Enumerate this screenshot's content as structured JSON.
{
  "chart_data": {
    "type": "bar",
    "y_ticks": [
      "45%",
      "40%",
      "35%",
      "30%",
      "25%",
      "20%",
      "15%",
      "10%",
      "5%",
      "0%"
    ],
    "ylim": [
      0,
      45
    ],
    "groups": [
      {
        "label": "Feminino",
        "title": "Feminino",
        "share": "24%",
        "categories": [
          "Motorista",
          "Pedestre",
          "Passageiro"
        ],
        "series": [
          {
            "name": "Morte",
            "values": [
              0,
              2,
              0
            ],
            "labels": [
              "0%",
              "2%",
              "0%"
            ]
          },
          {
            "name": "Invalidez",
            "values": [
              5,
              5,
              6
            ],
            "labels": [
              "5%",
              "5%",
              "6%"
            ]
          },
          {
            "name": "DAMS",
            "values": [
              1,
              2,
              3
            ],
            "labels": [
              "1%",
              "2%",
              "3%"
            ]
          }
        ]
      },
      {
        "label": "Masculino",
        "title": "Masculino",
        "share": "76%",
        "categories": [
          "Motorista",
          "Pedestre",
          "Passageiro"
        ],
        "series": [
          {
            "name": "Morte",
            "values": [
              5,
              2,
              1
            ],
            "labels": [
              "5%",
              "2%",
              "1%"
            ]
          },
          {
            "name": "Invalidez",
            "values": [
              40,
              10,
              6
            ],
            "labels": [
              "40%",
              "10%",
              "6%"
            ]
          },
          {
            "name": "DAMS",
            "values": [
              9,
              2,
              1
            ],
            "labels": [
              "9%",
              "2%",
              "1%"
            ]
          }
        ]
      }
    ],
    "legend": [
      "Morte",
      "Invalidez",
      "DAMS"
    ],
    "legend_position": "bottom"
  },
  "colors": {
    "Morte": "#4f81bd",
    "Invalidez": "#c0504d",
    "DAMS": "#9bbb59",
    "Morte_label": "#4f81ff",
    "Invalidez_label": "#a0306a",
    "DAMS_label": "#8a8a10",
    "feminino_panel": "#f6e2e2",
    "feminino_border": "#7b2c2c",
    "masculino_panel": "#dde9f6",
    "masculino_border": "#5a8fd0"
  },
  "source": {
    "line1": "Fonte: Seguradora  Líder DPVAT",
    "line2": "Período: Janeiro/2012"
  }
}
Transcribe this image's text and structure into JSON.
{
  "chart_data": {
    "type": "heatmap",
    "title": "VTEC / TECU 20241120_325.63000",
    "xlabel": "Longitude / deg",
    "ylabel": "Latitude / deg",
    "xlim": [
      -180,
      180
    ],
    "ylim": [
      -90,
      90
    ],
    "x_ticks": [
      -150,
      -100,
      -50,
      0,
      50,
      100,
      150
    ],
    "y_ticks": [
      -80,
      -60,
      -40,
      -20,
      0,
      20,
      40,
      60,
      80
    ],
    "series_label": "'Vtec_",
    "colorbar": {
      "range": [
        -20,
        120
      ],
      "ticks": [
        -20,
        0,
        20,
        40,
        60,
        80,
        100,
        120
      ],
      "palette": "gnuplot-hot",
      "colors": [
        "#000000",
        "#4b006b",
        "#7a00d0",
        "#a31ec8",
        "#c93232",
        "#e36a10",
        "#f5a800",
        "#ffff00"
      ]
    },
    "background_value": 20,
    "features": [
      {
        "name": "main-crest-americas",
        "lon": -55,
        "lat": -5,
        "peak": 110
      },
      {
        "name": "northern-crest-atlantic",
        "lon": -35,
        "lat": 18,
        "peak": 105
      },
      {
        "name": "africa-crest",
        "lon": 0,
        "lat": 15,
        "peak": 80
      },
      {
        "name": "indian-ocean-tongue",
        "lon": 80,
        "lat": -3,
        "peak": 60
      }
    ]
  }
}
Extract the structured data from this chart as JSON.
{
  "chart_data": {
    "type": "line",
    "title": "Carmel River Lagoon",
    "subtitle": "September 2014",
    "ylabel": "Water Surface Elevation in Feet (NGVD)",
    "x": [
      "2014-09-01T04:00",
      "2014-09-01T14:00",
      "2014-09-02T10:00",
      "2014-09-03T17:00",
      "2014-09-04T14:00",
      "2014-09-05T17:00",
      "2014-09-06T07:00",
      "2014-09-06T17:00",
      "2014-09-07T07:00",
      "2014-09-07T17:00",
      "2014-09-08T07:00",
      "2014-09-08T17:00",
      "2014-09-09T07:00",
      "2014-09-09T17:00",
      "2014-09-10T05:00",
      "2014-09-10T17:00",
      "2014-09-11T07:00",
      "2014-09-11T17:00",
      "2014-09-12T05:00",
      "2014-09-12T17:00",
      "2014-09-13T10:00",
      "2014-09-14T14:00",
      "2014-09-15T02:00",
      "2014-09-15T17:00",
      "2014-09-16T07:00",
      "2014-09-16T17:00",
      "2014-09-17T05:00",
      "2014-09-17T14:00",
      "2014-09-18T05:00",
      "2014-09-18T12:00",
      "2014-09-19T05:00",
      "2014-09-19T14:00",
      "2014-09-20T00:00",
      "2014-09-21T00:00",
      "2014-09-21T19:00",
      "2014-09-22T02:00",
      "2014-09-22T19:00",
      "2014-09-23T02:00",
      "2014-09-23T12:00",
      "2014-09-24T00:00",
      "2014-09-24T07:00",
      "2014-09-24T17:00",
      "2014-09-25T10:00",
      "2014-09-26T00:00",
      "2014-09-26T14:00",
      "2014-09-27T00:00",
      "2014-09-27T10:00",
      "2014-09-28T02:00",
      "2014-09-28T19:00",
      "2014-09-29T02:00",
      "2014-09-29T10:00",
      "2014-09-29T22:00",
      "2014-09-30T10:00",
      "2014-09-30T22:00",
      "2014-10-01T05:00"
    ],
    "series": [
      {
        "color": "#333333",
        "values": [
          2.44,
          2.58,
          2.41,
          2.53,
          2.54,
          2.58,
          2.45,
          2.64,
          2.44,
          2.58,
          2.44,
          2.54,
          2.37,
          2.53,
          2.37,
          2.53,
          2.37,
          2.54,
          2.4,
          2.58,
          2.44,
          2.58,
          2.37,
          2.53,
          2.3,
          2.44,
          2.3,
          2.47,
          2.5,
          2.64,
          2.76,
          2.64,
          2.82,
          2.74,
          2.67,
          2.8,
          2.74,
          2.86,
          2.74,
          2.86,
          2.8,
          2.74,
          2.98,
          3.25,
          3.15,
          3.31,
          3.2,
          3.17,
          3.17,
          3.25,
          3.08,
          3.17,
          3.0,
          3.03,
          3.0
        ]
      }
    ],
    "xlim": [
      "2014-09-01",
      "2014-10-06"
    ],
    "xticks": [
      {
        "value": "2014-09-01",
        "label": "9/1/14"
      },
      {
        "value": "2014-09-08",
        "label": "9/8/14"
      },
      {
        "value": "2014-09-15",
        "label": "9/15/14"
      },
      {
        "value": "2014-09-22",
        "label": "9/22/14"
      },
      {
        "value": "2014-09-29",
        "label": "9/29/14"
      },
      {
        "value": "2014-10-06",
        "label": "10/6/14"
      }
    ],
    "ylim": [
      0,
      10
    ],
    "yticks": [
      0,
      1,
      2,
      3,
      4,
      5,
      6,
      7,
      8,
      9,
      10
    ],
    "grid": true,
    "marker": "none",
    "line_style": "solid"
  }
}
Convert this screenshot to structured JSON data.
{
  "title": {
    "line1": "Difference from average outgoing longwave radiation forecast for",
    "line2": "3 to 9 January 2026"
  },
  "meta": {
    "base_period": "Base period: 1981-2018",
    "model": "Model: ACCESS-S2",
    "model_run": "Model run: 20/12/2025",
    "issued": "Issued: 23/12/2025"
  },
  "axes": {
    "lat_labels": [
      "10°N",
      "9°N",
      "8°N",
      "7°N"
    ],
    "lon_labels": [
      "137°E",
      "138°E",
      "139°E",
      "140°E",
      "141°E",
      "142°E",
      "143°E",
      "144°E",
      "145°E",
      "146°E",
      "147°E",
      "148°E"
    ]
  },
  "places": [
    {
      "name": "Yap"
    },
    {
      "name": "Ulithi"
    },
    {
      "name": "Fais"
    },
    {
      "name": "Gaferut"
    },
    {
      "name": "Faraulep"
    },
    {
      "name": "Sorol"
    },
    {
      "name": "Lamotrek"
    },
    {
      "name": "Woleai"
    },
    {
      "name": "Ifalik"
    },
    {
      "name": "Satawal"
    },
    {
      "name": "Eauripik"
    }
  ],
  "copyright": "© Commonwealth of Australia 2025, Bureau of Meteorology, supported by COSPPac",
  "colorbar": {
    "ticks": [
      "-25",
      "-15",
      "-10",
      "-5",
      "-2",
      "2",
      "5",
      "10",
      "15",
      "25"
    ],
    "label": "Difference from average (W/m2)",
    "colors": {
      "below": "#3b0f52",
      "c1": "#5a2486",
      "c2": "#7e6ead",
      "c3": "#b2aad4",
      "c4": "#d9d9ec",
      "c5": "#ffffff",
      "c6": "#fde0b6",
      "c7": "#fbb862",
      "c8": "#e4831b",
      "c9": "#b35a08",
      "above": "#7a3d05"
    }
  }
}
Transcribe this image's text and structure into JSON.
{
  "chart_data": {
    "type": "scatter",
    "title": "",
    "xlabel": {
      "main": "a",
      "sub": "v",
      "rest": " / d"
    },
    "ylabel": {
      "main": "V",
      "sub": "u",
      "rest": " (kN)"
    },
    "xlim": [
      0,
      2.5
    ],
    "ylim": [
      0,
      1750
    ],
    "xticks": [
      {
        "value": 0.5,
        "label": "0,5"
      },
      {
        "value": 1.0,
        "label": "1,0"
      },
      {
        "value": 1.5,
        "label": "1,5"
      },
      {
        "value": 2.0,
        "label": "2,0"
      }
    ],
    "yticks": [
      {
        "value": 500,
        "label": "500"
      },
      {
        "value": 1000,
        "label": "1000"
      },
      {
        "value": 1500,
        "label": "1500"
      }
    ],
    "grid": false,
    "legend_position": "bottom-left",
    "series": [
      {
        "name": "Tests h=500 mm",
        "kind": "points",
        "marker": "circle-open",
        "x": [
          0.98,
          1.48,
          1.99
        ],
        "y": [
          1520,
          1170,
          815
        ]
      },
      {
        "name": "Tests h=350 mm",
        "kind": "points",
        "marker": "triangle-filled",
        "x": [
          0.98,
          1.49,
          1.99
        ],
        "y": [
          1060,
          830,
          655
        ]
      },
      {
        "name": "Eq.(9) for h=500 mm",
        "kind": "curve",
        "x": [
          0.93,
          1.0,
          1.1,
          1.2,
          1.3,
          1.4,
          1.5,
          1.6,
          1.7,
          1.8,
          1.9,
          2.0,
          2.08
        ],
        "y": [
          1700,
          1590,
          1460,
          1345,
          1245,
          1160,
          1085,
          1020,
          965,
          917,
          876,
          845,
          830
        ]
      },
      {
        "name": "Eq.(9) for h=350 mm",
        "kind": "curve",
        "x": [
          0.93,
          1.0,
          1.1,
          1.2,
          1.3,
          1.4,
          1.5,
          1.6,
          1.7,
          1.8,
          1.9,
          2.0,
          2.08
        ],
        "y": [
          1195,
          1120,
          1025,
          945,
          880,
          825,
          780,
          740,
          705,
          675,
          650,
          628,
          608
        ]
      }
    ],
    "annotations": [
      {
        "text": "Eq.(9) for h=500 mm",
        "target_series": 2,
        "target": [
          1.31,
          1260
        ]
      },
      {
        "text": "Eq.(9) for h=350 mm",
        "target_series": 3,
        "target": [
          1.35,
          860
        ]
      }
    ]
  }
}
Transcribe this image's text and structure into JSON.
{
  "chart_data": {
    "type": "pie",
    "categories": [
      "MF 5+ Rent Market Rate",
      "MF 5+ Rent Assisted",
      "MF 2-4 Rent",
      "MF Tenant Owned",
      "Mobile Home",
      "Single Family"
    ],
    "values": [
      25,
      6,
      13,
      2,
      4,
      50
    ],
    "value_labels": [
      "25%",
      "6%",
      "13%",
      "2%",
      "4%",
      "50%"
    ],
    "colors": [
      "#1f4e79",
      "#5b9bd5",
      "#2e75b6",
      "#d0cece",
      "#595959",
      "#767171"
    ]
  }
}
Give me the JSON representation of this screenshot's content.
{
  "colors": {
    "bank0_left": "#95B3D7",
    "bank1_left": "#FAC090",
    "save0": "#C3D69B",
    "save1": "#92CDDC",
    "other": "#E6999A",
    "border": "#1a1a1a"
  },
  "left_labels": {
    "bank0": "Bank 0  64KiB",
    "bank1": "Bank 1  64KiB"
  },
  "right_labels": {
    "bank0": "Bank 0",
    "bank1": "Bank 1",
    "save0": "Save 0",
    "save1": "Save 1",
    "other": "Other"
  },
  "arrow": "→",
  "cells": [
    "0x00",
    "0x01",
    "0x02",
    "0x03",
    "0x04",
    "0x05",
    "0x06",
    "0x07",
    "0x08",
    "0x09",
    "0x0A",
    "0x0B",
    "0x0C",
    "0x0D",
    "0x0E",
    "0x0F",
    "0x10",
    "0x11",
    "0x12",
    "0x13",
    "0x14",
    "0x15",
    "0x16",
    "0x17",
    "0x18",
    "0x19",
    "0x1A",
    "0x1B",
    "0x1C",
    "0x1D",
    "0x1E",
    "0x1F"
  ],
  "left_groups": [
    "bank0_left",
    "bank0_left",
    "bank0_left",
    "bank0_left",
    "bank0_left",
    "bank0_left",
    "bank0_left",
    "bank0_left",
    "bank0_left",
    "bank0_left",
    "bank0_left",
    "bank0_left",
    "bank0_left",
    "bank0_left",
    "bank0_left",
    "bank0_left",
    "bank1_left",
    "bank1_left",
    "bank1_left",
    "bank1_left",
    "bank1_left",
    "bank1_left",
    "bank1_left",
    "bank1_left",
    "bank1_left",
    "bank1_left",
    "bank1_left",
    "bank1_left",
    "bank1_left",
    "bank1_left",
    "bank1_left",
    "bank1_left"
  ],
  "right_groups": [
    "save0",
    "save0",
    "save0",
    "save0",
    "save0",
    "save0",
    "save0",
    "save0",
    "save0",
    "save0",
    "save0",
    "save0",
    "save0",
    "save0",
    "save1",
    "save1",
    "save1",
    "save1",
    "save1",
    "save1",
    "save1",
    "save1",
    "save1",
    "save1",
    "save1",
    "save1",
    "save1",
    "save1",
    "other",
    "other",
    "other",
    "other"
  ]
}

================

Beginning at the line that holds "Give me the", write out word for word each line through the end of the records.

◆ **Reply**
Give me the JSON representation of this screenshot's content.
{
  "colors": {
    "bank0_left": "#95B3D7",
    "bank1_left": "#FAC090",
    "save0": "#C3D69B",
    "save1": "#92CDDC",
    "other": "#E6999A",
    "border": "#1a1a1a"
  },
  "left_labels": {
    "bank0": "Bank 0  64KiB",
    "bank1": "Bank 1  64KiB"
  },
  "right_labels": {
    "bank0": "Bank 0",
    "bank1": "Bank 1",
    "save0": "Save 0",
    "save1": "Save 1",
    "other": "Other"
  },
  "arrow": "→",
  "cells": [
    "0x00",
    "0x01",
    "0x02",
    "0x03",
    "0x04",
    "0x05",
    "0x06",
    "0x07",
    "0x08",
    "0x09",
    "0x0A",
    "0x0B",
    "0x0C",
    "0x0D",
    "0x0E",
    "0x0F",
    "0x10",
    "0x11",
    "0x12",
    "0x13",
    "0x14",
    "0x15",
    "0x16",
    "0x17",
    "0x18",
    "0x19",
    "0x1A",
    "0x1B",
    "0x1C",
    "0x1D",
    "0x1E",
    "0x1F"
  ],
  "left_groups": [
    "bank0_left",
    "bank0_left",
    "bank0_left",
    "bank0_left",
    "bank0_left",
    "bank0_left",
    "bank0_left",
    "bank0_left",
    "bank0_left",
    "bank0_left",
    "bank0_left",
    "bank0_left",
    "bank0_left",
    "bank0_left",
    "bank0_left",
    "bank0_left",
    "bank1_left",
    "bank1_left",
    "bank1_left",
    "bank1_left",
    "bank1_left",
    "bank1_left",
    "bank1_left",
    "bank1_left",
    "bank1_left",
    "bank1_left",
    "bank1_left",
    "bank1_left",
    "bank1_left",
    "bank1_left",
    "bank1_left",
    "bank1_left"
  ],
  "right_groups": [
    "save0",
    "save0",
    "save0",
    "save0",
    "save0",
    "save0",
    "save0",
    "save0",
    "save0",
    "save0",
    "save0",
    "save0",
    "save0",
    "save0",
    "save1",
    "save1",
    "save1",
    "save1",
    "save1",
    "save1",
    "save1",
    "save1",
    "save1",
    "save1",
    "save1",
    "save1",
    "save1",
    "save1",
    "other",
    "other",
    "other",
    "other"
  ]
}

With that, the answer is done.